(阅读材料):
A*算法介绍及C#实现

参考:

http://en.wikipedia.org/wiki/A*_search_algorithm

[翻译]A*寻路初探 GameDev.net

A* Pathfinding for Beginners

介绍:

AStar算法是最短路径搜索的一种,类属于启发式搜索. :), 照搬。。。。

这东西还是有点麻烦的,请耐点心,有几个核心步骤需要解释清楚

公式:

F = G + H

G: 从现在访问这点到开始点的消耗

H: 从现在这点到结束点的估计消耗

F: 做判定访问优先级的依据

数据结构:

1. Open, Close队列

Open里保存已经打开但是并未访问的元素

2. FScore, GScore, HScore 列表

保存该元素所需要的消耗

3. ComeFrom 每个点的父亲关系

操作概要解释:

每次都找他周围看起来最容易达到终点的元素,如果周围的点G值比他小,则先走G值小的位置,再判定该位置F值最小的点,不停循环,直到找到终点为止。

该算法需要先走遍G值小的部分,而后,才会走F值的判断,这样先一直往前,如果不行,则找看起来最有可能快到终点的元素,这样ComeFrom里会有一些非最短路径之外的位置,不过根据父子关系也可以很容易的得到路径

代码实现(C#版本)

   1: using System;
   2: using System.Collections;
   3: using System.Collections.Generic;
   4:  
   5: namespace Roger.Testing
   6: {
   7:     public class Testing
   8:     {
   9:         public static void Main()
  10:         {
  11:             List<bool> map = new List<bool>
  12:             {
  13:                 true, true, true, false, false,
  14:                 false, true, false, true,false,
  15:                 false, false, false, true,false,
  16:                 false,true,false, false, false,
  17:                 false, false, false, true, false
  18:             };
  19:             int width = 5;
  20:             int start = 10;
  21:             int end = 24;
  22:  
  23:             if (map[start] || map[end]) {
  24:                 Console.Write("起始点或者结束点为不合法障碍物,!");
  25:                 Console.Read();
  26:                 return;
  27:             }
  28:  
  29:             AStarSearch finder = new AStarSearch(map, width);
  30:             Dictionary<int, int> path = finder.FindPath(start, end);
  31:  
  32:             if (path == null)
  33:             {
  34:                 Console.WriteLine("没有找到对应的路径"); Console.Read(); return;
  35:             }
  36:  
  37:             // 得到最后一个Key的值
  38:             int key = end;
  39:             List<int> link = new List<int>() { end };
  40:             while (path[key] != start)
  41:             {
  42:                 key = path[key];
  43:                 link.Add(key);                
  44:             }
  45:             link.Add(start);
  46:             
  47:             for (int i = 0; i < map.Count; i++ )

(任务要求):
(1) 根据这篇A*算法介绍的"操作概要解释",ComeFrom里为什么会出现一些不在最短路径上的位置?这样是否妨碍得到路径?
(2) 就这篇A*算法介绍回答:
(a) 公式中的H代表什么?
(b) Open队列里保存的是什么元素?
(c) 示例代码把起始点和结束点分别设为多少?

(给定信息):

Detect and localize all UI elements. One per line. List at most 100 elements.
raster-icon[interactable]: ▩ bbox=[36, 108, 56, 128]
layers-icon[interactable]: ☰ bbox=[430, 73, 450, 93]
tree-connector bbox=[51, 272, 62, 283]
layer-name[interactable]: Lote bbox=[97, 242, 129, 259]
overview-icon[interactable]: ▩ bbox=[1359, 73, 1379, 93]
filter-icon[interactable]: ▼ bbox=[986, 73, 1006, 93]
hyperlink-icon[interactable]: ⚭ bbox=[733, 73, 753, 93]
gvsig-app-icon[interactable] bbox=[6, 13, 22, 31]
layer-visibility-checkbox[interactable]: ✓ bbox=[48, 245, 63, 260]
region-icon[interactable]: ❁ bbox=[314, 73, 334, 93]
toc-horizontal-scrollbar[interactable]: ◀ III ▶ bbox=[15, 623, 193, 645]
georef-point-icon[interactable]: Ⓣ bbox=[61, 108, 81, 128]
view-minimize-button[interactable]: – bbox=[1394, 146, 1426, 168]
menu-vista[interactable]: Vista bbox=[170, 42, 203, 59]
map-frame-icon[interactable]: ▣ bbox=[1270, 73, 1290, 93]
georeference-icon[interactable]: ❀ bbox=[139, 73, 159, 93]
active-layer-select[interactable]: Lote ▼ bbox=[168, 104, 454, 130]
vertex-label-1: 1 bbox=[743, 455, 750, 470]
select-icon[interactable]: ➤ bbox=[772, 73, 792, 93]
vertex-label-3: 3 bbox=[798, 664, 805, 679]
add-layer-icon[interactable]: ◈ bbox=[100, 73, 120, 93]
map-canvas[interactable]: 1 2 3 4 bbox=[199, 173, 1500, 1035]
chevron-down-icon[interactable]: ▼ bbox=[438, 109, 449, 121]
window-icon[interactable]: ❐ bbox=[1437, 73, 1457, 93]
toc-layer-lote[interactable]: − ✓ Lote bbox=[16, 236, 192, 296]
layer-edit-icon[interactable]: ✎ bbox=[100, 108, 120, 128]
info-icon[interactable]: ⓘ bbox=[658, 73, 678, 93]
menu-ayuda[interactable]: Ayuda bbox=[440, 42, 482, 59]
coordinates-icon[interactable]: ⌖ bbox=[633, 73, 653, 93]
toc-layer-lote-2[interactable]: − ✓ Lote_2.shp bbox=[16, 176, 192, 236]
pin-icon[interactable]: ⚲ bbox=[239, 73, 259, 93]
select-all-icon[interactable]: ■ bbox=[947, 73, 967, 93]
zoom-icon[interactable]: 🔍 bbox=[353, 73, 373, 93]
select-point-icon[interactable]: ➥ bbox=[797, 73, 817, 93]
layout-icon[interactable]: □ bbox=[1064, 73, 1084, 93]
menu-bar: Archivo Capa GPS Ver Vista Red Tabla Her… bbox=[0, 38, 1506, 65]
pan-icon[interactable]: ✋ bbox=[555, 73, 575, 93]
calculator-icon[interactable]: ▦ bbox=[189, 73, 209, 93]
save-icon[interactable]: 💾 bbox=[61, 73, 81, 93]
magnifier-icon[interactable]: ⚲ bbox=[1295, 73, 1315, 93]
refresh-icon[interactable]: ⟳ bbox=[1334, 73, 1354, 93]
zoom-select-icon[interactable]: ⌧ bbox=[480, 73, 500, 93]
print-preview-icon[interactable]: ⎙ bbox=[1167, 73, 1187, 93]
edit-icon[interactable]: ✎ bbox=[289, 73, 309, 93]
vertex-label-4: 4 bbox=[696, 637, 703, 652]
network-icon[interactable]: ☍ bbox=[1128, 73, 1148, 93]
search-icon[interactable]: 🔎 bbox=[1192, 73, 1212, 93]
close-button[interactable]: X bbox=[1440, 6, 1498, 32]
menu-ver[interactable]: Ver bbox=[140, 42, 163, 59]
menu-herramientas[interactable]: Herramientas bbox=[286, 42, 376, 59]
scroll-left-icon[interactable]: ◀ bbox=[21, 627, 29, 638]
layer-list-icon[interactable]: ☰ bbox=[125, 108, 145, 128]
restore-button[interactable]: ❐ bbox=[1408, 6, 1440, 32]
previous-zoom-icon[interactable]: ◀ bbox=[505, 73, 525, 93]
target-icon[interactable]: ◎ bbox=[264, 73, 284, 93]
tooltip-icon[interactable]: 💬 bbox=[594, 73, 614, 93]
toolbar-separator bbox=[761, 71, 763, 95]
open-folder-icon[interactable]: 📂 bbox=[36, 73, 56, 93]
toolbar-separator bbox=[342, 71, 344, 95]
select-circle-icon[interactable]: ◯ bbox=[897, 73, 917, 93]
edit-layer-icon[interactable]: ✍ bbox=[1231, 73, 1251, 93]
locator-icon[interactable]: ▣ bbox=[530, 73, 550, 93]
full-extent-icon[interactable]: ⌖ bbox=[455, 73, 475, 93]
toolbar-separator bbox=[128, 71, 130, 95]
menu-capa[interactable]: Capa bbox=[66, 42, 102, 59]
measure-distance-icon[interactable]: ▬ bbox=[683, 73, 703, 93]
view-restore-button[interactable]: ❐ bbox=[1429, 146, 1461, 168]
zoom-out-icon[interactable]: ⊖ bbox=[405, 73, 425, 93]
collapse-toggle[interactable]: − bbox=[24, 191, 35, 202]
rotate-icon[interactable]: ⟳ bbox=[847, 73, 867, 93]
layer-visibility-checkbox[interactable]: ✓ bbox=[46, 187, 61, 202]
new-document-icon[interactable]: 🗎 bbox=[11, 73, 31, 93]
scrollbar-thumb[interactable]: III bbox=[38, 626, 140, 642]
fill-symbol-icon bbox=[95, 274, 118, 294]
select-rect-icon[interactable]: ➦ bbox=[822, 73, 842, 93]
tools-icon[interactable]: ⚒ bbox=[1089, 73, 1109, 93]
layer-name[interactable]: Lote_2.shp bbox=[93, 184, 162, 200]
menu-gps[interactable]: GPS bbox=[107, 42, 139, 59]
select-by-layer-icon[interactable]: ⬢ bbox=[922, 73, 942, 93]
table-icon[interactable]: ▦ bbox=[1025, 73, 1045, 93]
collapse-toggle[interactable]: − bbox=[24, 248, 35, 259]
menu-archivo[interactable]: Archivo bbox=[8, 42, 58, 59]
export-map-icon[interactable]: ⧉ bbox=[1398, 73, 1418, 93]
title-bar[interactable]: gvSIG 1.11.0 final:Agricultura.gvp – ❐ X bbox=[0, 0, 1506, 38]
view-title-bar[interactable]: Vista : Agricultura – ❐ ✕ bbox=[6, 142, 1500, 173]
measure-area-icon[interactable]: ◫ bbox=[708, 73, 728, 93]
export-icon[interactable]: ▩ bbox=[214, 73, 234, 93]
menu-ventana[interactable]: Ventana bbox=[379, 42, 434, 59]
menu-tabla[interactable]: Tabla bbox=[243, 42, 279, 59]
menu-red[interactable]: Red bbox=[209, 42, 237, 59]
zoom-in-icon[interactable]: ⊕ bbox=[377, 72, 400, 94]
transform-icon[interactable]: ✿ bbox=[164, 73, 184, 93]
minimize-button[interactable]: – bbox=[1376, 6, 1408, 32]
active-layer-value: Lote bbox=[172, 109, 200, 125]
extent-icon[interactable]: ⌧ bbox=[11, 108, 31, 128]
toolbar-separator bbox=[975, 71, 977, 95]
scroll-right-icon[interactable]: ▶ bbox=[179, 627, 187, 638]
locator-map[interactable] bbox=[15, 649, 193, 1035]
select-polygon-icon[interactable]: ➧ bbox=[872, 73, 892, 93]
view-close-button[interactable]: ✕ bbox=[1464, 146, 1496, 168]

(参考答案):
(1) 算法要先走遍G值小的部分,之后才按F值判断。它先一直往前走,走不通时再找看起来最有可能快到终点的元素,所以ComeFrom里会留下一些最短路径之外的位置。这不妨碍得到路径,因为根据ComeFrom记录的父子关系,仍能很容易地得到路径。

(2)
(a) 从现在这点到结束点的估计消耗。
(b) 已经打开但是并未访问的元素。
(c) 起始点为10,结束点为24。